### [Stated task]
Emit the data below verbatim, stripping out any pictures.

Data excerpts
════════════════════
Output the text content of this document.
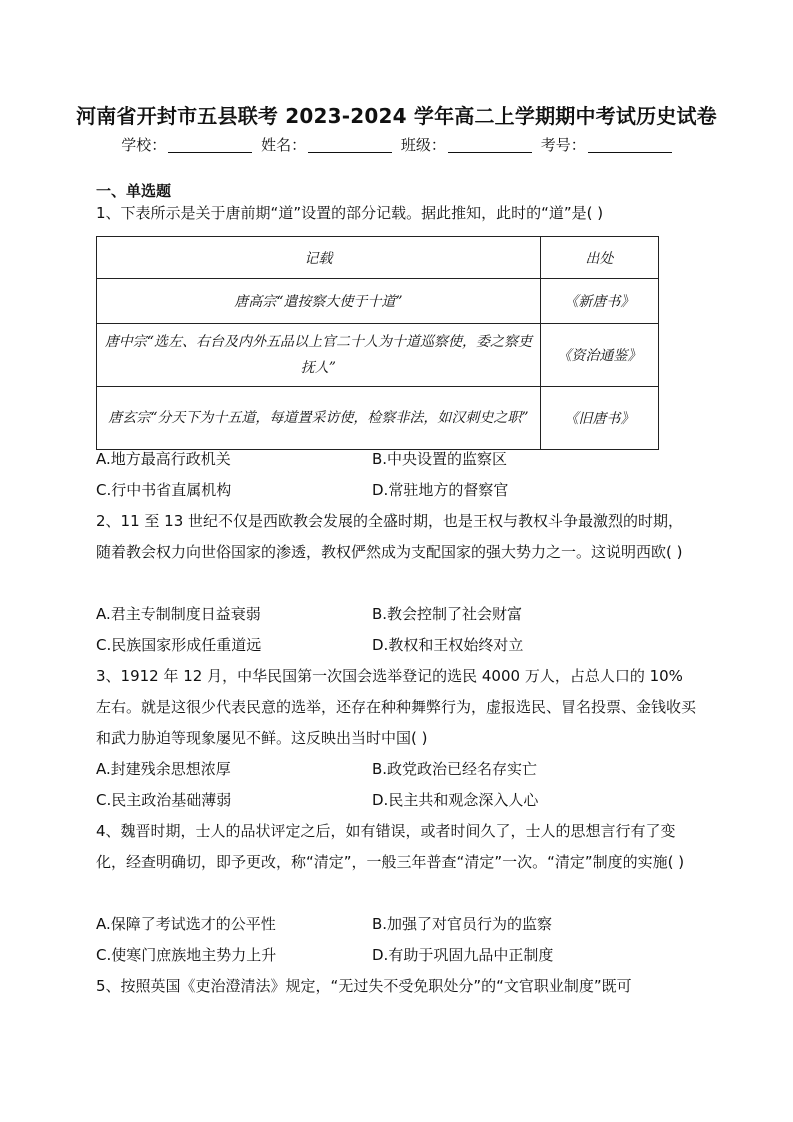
河南省开封市五县联考 2023-2024 学年高二上学期期中考试历史试卷
学校：	姓名：	班级：	考号：
一、单选题
1、下表所示是关于唐前期“道”设置的部分记载。据此推知，此时的“道”是( )
记载	出处
唐高宗“遣按察大使于十道”	《新唐书》
唐中宗“选左、右台及内外五品以上官二十人为十道巡察使，委之察吏抚人”	《资治通鉴》
唐玄宗“分天下为十五道，每道置采访使，检察非法，如汉刺史之职”	《旧唐书》
A.地方最高行政机关	B.中央设置的监察区
C.行中书省直属机构	D.常驻地方的督察官
2、11 至 13 世纪不仅是西欧教会发展的全盛时期，也是王权与教权斗争最激烈的时期，随着教会权力向世俗国家的渗透，教权俨然成为支配国家的强大势力之一。这说明西欧( )
A.君主专制制度日益衰弱	B.教会控制了社会财富
C.民族国家形成任重道远	D.教权和王权始终对立
3、1912 年 12 月，中华民国第一次国会选举登记的选民 4000 万人，占总人口的 10% 左右。就是这很少代表民意的选举，还存在种种舞弊行为，虚报选民、冒名投票、金钱收买和武力胁迫等现象屡见不鲜。这反映出当时中国( )
A.封建残余思想浓厚	B.政党政治已经名存实亡
C.民主政治基础薄弱	D.民主共和观念深入人心
4、魏晋时期，士人的品状评定之后，如有错误，或者时间久了，士人的思想言行有了变化，经查明确切，即予更改，称“清定”，一般三年普查“清定”一次。“清定”制度的实施( )
A.保障了考试选才的公平性	B.加强了对官员行为的监察
C.使寒门庶族地主势力上升	D.有助于巩固九品中正制度
5、按照英国《吏治澄清法》规定，“无过失不受免职处分”的“文官职业制度”既可
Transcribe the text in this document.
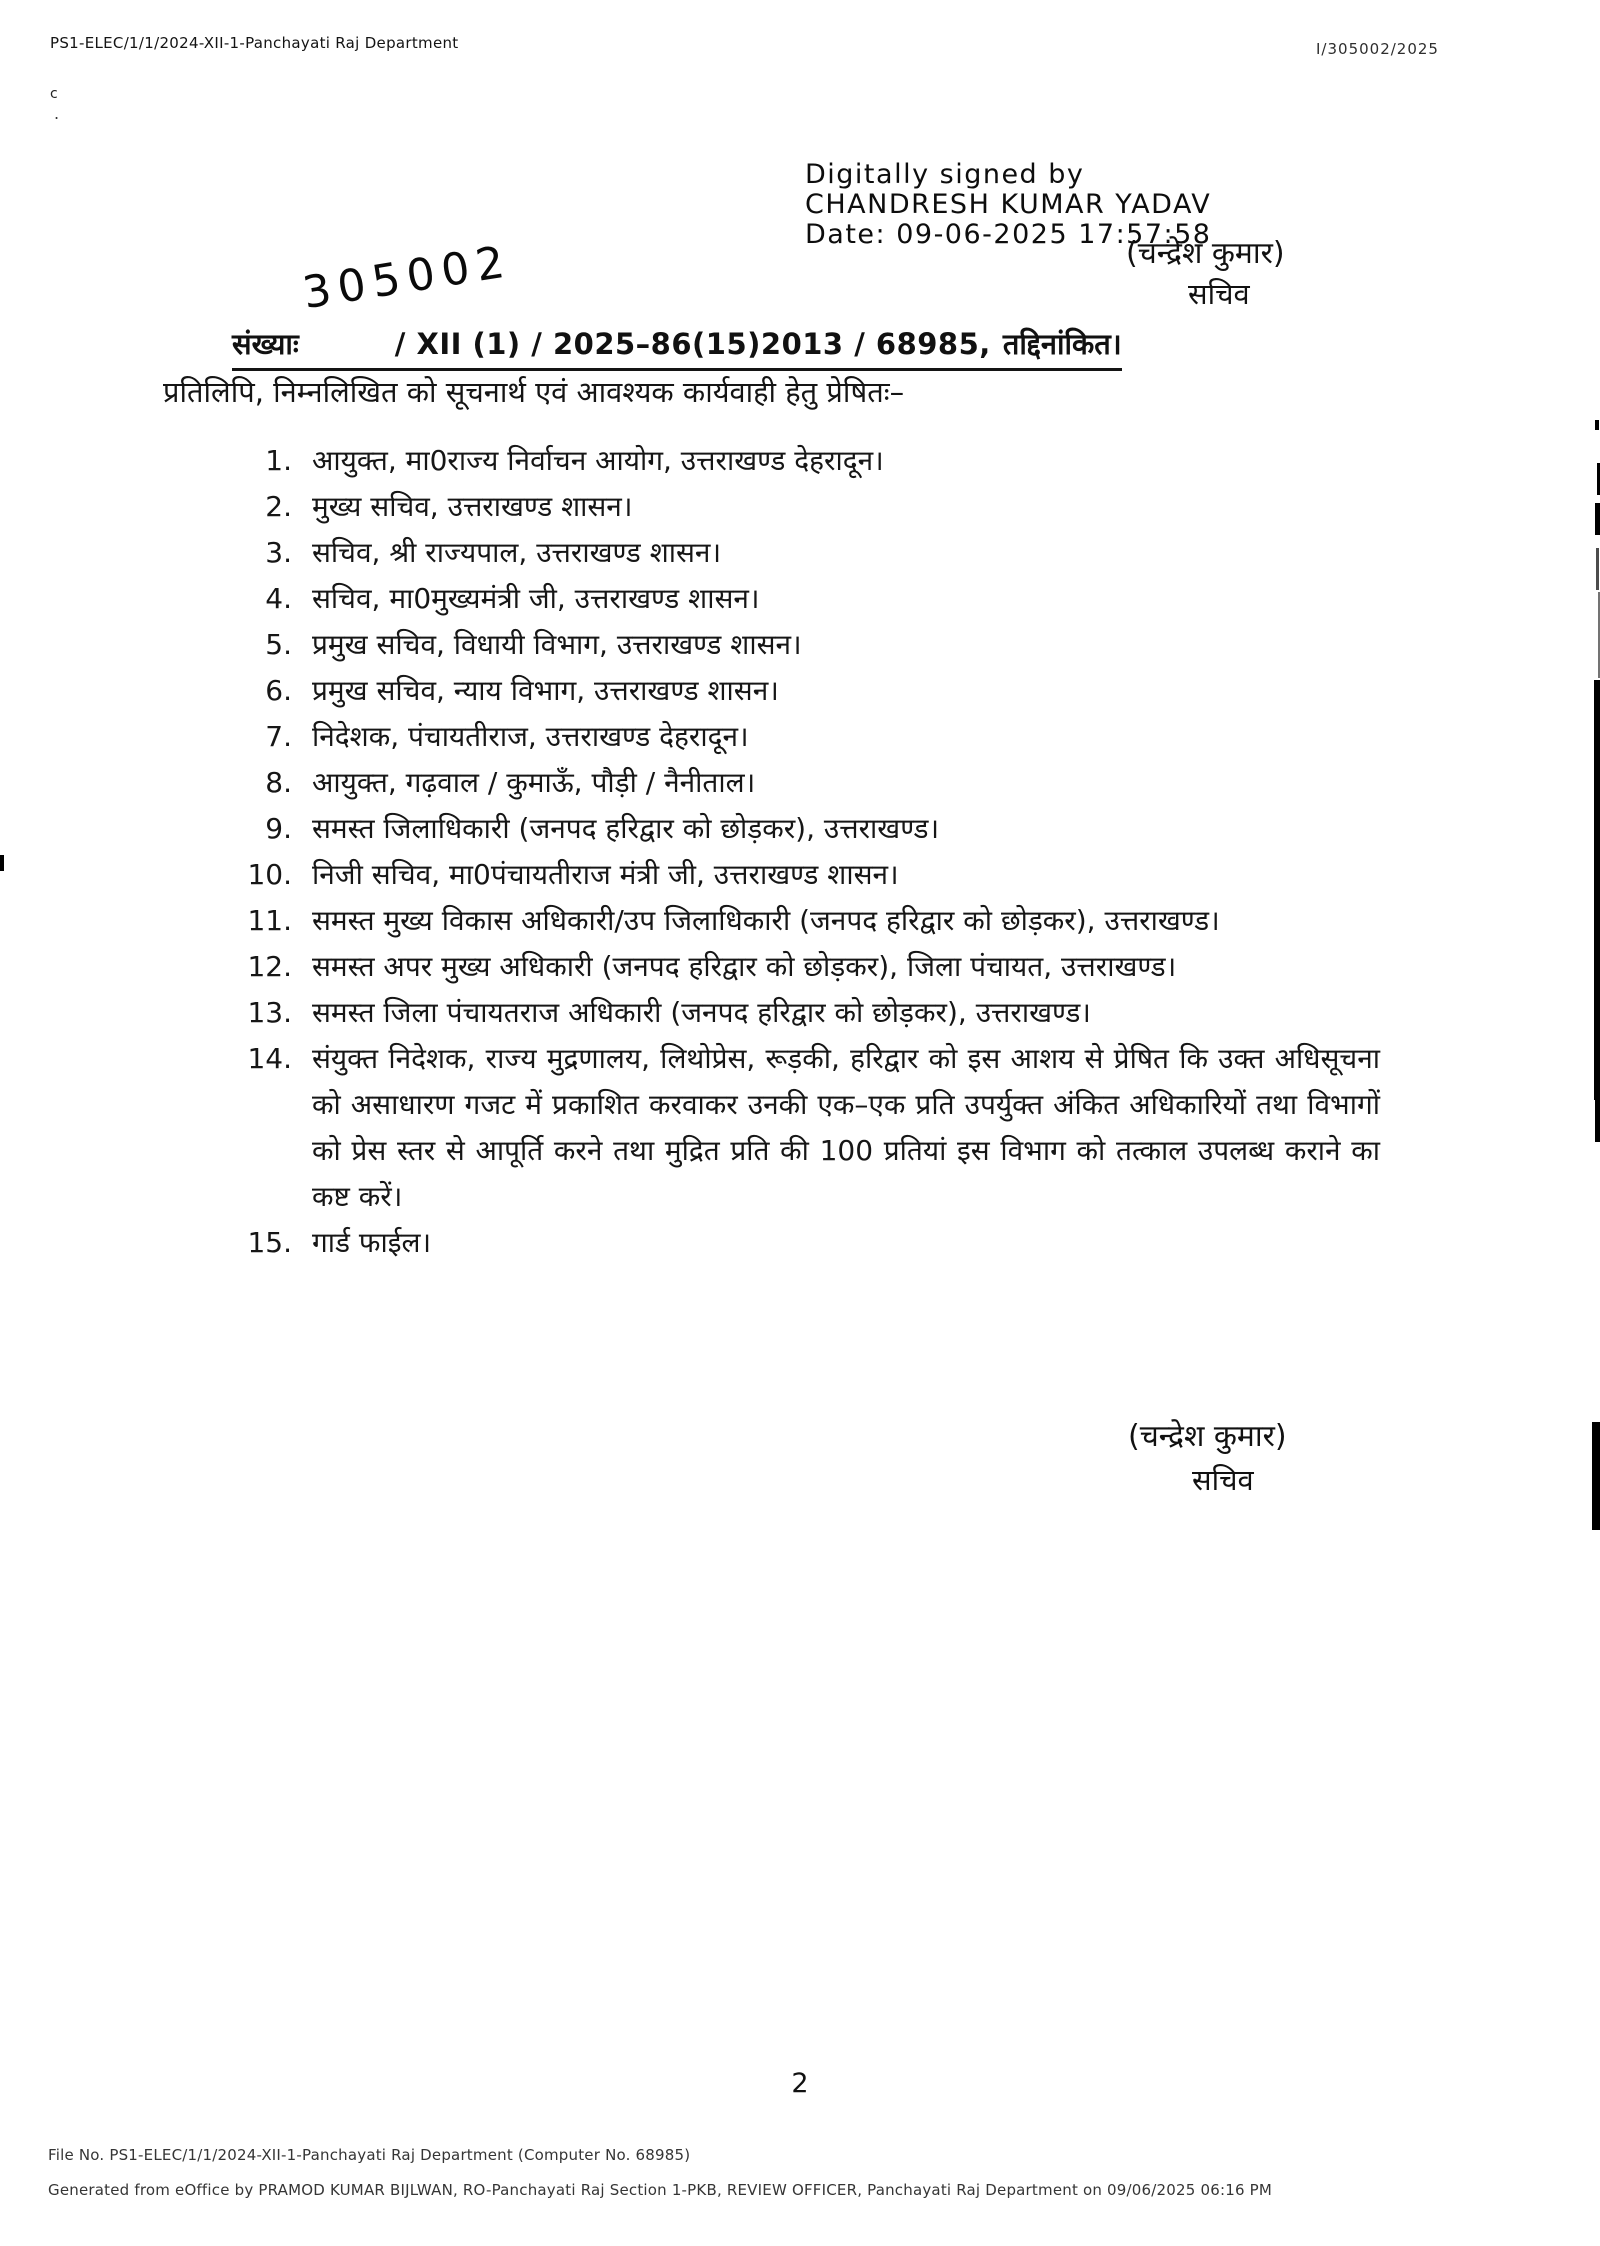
PS1-ELEC/1/1/2024-XII-1-Panchayati Raj Department	I/305002/2025
c
.
Digitally signed by
CHANDRESH KUMAR YADAV
Date: 09-06-2025 17:57:58
(चन्द्रेश कुमार)
सचिव
305002
संख्याः	/ XII (1) / 2025–86(15)2013 / 68985, तद्दिनांकित।
प्रतिलिपि, निम्नलिखित को सूचनार्थ एवं आवश्यक कार्यवाही हेतु प्रेषितः–
1. आयुक्त, मा0राज्य निर्वाचन आयोग, उत्तराखण्ड देहरादून।
2. मुख्य सचिव, उत्तराखण्ड शासन।
3. सचिव, श्री राज्यपाल, उत्तराखण्ड शासन।
4. सचिव, मा0मुख्यमंत्री जी, उत्तराखण्ड शासन।
5. प्रमुख सचिव, विधायी विभाग, उत्तराखण्ड शासन।
6. प्रमुख सचिव, न्याय विभाग, उत्तराखण्ड शासन।
7. निदेशक, पंचायतीराज, उत्तराखण्ड देहरादून।
8. आयुक्त, गढ़वाल / कुमाऊँ, पौड़ी / नैनीताल।
9. समस्त जिलाधिकारी (जनपद हरिद्वार को छोड़कर), उत्तराखण्ड।
10. निजी सचिव, मा0पंचायतीराज मंत्री जी, उत्तराखण्ड शासन।
11. समस्त मुख्य विकास अधिकारी/उप जिलाधिकारी (जनपद हरिद्वार को छोड़कर), उत्तराखण्ड।
12. समस्त अपर मुख्य अधिकारी (जनपद हरिद्वार को छोड़कर), जिला पंचायत, उत्तराखण्ड।
13. समस्त जिला पंचायतराज अधिकारी (जनपद हरिद्वार को छोड़कर), उत्तराखण्ड।
14. संयुक्त निदेशक, राज्य मुद्रणालय, लिथोप्रेस, रूड़की, हरिद्वार को इस आशय से प्रेषित कि उक्त अधिसूचना को असाधारण गजट में प्रकाशित करवाकर उनकी एक–एक प्रति उपर्युक्त अंकित अधिकारियों तथा विभागों को प्रेस स्तर से आपूर्ति करने तथा मुद्रित प्रति की 100 प्रतियां इस विभाग को तत्काल उपलब्ध कराने का कष्ट करें।
15. गार्ड फाईल।
(चन्द्रेश कुमार)
सचिव
2
File No. PS1-ELEC/1/1/2024-XII-1-Panchayati Raj Department (Computer No. 68985)
Generated from eOffice by PRAMOD KUMAR BIJLWAN, RO-Panchayati Raj Section 1-PKB, REVIEW OFFICER, Panchayati Raj Department on 09/06/2025 06:16 PM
════════════════════
### [Task solution]
Output the text content of this document.
河南省开封市五县联考 2023-2024 学年高二上学期期中考试历史试卷
学校：	姓名：	班级：	考号：
一、单选题
1、下表所示是关于唐前期“道”设置的部分记载。据此推知，此时的“道”是( )
记载	出处
唐高宗“遣按察大使于十道”	《新唐书》
唐中宗“选左、右台及内外五品以上官二十人为十道巡察使，委之察吏抚人”	《资治通鉴》
唐玄宗“分天下为十五道，每道置采访使，检察非法，如汉刺史之职”	《旧唐书》
A.地方最高行政机关	B.中央设置的监察区
C.行中书省直属机构	D.常驻地方的督察官
2、11 至 13 世纪不仅是西欧教会发展的全盛时期，也是王权与教权斗争最激烈的时期，随着教会权力向世俗国家的渗透，教权俨然成为支配国家的强大势力之一。这说明西欧( )
A.君主专制制度日益衰弱	B.教会控制了社会财富
C.民族国家形成任重道远	D.教权和王权始终对立
3、1912 年 12 月，中华民国第一次国会选举登记的选民 4000 万人，占总人口的 10% 左右。就是这很少代表民意的选举，还存在种种舞弊行为，虚报选民、冒名投票、金钱收买和武力胁迫等现象屡见不鲜。这反映出当时中国( )
A.封建残余思想浓厚	B.政党政治已经名存实亡
C.民主政治基础薄弱	D.民主共和观念深入人心
4、魏晋时期，士人的品状评定之后，如有错误，或者时间久了，士人的思想言行有了变化，经查明确切，即予更改，称“清定”，一般三年普查“清定”一次。“清定”制度的实施( )
A.保障了考试选才的公平性	B.加强了对官员行为的监察
C.使寒门庶族地主势力上升	D.有助于巩固九品中正制度
5、按照英国《吏治澄清法》规定，“无过失不受免职处分”的“文官职业制度”既可
Transcribe the text in this document.
PS1-ELEC/1/1/2024-XII-1-Panchayati Raj Department	I/305002/2025
c
.
Digitally signed by
CHANDRESH KUMAR YADAV
Date: 09-06-2025 17:57:58
(चन्द्रेश कुमार)
सचिव
305002
संख्याः	/ XII (1) / 2025–86(15)2013 / 68985, तद्दिनांकित।
प्रतिलिपि, निम्नलिखित को सूचनार्थ एवं आवश्यक कार्यवाही हेतु प्रेषितः–
1. आयुक्त, मा0राज्य निर्वाचन आयोग, उत्तराखण्ड देहरादून।
2. मुख्य सचिव, उत्तराखण्ड शासन।
3. सचिव, श्री राज्यपाल, उत्तराखण्ड शासन।
4. सचिव, मा0मुख्यमंत्री जी, उत्तराखण्ड शासन।
5. प्रमुख सचिव, विधायी विभाग, उत्तराखण्ड शासन।
6. प्रमुख सचिव, न्याय विभाग, उत्तराखण्ड शासन।
7. निदेशक, पंचायतीराज, उत्तराखण्ड देहरादून।
8. आयुक्त, गढ़वाल / कुमाऊँ, पौड़ी / नैनीताल।
9. समस्त जिलाधिकारी (जनपद हरिद्वार को छोड़कर), उत्तराखण्ड।
10. निजी सचिव, मा0पंचायतीराज मंत्री जी, उत्तराखण्ड शासन।
11. समस्त मुख्य विकास अधिकारी/उप जिलाधिकारी (जनपद हरिद्वार को छोड़कर), उत्तराखण्ड।
12. समस्त अपर मुख्य अधिकारी (जनपद हरिद्वार को छोड़कर), जिला पंचायत, उत्तराखण्ड।
13. समस्त जिला पंचायतराज अधिकारी (जनपद हरिद्वार को छोड़कर), उत्तराखण्ड।
14. संयुक्त निदेशक, राज्य मुद्रणालय, लिथोप्रेस, रूड़की, हरिद्वार को इस आशय से प्रेषित कि उक्त अधिसूचना को असाधारण गजट में प्रकाशित करवाकर उनकी एक–एक प्रति उपर्युक्त अंकित अधिकारियों तथा विभागों को प्रेस स्तर से आपूर्ति करने तथा मुद्रित प्रति की 100 प्रतियां इस विभाग को तत्काल उपलब्ध कराने का कष्ट करें।
15. गार्ड फाईल।
(चन्द्रेश कुमार)
सचिव
2
File No. PS1-ELEC/1/1/2024-XII-1-Panchayati Raj Department (Computer No. 68985)
Generated from eOffice by PRAMOD KUMAR BIJLWAN, RO-Panchayati Raj Section 1-PKB, REVIEW OFFICER, Panchayati Raj Department on 09/06/2025 06:16 PM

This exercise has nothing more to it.